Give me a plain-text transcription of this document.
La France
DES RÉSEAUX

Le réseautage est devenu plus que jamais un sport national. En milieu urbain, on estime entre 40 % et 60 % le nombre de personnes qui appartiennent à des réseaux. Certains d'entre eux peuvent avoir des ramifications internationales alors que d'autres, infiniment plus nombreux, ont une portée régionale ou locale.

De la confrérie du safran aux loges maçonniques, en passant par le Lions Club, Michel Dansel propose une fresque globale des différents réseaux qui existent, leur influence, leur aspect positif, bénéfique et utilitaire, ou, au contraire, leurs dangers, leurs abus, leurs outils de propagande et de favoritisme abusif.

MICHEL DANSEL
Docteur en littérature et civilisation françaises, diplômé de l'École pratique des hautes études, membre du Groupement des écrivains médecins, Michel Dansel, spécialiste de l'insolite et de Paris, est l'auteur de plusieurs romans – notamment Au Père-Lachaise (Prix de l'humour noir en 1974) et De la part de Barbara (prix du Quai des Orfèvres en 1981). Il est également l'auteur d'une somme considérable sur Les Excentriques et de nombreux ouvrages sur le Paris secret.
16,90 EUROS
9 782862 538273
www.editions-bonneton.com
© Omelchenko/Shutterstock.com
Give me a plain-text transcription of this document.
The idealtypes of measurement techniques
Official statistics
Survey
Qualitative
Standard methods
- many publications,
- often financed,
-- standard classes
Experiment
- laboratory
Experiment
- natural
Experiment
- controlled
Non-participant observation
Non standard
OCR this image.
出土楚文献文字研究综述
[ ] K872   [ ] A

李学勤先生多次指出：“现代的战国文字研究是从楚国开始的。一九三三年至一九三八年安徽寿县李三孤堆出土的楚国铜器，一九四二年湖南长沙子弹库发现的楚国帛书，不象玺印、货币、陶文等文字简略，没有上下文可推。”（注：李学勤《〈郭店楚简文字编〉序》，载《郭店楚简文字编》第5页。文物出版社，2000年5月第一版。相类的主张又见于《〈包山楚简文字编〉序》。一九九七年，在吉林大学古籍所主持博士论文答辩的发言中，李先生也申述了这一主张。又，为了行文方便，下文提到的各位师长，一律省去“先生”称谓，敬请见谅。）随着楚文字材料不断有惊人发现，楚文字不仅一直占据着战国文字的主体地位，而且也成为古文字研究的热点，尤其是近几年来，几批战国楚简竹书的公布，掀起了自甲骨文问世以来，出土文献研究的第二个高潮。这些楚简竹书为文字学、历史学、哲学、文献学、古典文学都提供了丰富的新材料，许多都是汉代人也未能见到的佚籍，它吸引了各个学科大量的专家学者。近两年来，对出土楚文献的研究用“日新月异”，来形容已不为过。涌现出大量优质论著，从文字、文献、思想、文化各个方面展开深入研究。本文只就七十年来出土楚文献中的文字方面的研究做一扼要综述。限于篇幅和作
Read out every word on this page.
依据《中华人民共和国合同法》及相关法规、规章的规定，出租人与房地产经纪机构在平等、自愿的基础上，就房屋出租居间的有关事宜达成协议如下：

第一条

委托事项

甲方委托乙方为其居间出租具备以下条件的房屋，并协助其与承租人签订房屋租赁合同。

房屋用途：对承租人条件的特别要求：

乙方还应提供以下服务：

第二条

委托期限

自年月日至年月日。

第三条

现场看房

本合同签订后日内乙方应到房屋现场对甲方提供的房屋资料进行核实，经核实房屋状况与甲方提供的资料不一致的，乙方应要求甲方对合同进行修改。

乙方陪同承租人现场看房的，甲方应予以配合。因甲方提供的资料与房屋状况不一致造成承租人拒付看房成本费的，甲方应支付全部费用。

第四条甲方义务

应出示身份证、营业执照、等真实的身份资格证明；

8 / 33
──────
Copy all data exactly, start to finish.

Give me a plain-text transcription of this document.
La France
DES RÉSEAUX

Le réseautage est devenu plus que jamais un sport national. En milieu urbain, on estime entre 40 % et 60 % le nombre de personnes qui appartiennent à des réseaux. Certains d'entre eux peuvent avoir des ramifications internationales alors que d'autres, infiniment plus nombreux, ont une portée régionale ou locale.

De la confrérie du safran aux loges maçonniques, en passant par le Lions Club, Michel Dansel propose une fresque globale des différents réseaux qui existent, leur influence, leur aspect positif, bénéfique et utilitaire, ou, au contraire, leurs dangers, leurs abus, leurs outils de propagande et de favoritisme abusif.

MICHEL DANSEL
Docteur en littérature et civilisation françaises, diplômé de l'École pratique des hautes études, membre du Groupement des écrivains médecins, Michel Dansel, spécialiste de l'insolite et de Paris, est l'auteur de plusieurs romans – notamment Au Père-Lachaise (Prix de l'humour noir en 1974) et De la part de Barbara (prix du Quai des Orfèvres en 1981). Il est également l'auteur d'une somme considérable sur Les Excentriques et de nombreux ouvrages sur le Paris secret.
16,90 EUROS
9 782862 538273
www.editions-bonneton.com
© Omelchenko/Shutterstock.com
Give me a plain-text transcription of this document.
The idealtypes of measurement techniques
Official statistics
Survey
Qualitative
Standard methods
- many publications,
- often financed,
-- standard classes
Experiment
- laboratory
Experiment
- natural
Experiment
- controlled
Non-participant observation
Non standard
OCR this image.
出土楚文献文字研究综述
[ ] K872   [ ] A

李学勤先生多次指出：“现代的战国文字研究是从楚国开始的。一九三三年至一九三八年安徽寿县李三孤堆出土的楚国铜器，一九四二年湖南长沙子弹库发现的楚国帛书，不象玺印、货币、陶文等文字简略，没有上下文可推。”（注：李学勤《〈郭店楚简文字编〉序》，载《郭店楚简文字编》第5页。文物出版社，2000年5月第一版。相类的主张又见于《〈包山楚简文字编〉序》。一九九七年，在吉林大学古籍所主持博士论文答辩的发言中，李先生也申述了这一主张。又，为了行文方便，下文提到的各位师长，一律省去“先生”称谓，敬请见谅。）随着楚文字材料不断有惊人发现，楚文字不仅一直占据着战国文字的主体地位，而且也成为古文字研究的热点，尤其是近几年来，几批战国楚简竹书的公布，掀起了自甲骨文问世以来，出土文献研究的第二个高潮。这些楚简竹书为文字学、历史学、哲学、文献学、古典文学都提供了丰富的新材料，许多都是汉代人也未能见到的佚籍，它吸引了各个学科大量的专家学者。近两年来，对出土楚文献的研究用“日新月异”，来形容已不为过。涌现出大量优质论著，从文字、文献、思想、文化各个方面展开深入研究。本文只就七十年来出土楚文献中的文字方面的研究做一扼要综述。限于篇幅和作
Read out every word on this page.
依据《中华人民共和国合同法》及相关法规、规章的规定，出租人与房地产经纪机构在平等、自愿的基础上，就房屋出租居间的有关事宜达成协议如下：

第一条

委托事项

甲方委托乙方为其居间出租具备以下条件的房屋，并协助其与承租人签订房屋租赁合同。

房屋用途：对承租人条件的特别要求：

乙方还应提供以下服务：

第二条

委托期限

自年月日至年月日。

第三条

现场看房

本合同签订后日内乙方应到房屋现场对甲方提供的房屋资料进行核实，经核实房屋状况与甲方提供的资料不一致的，乙方应要求甲方对合同进行修改。

乙方陪同承租人现场看房的，甲方应予以配合。因甲方提供的资料与房屋状况不一致造成承租人拒付看房成本费的，甲方应支付全部费用。

第四条甲方义务

应出示身份证、营业执照、等真实的身份资格证明；

8 / 33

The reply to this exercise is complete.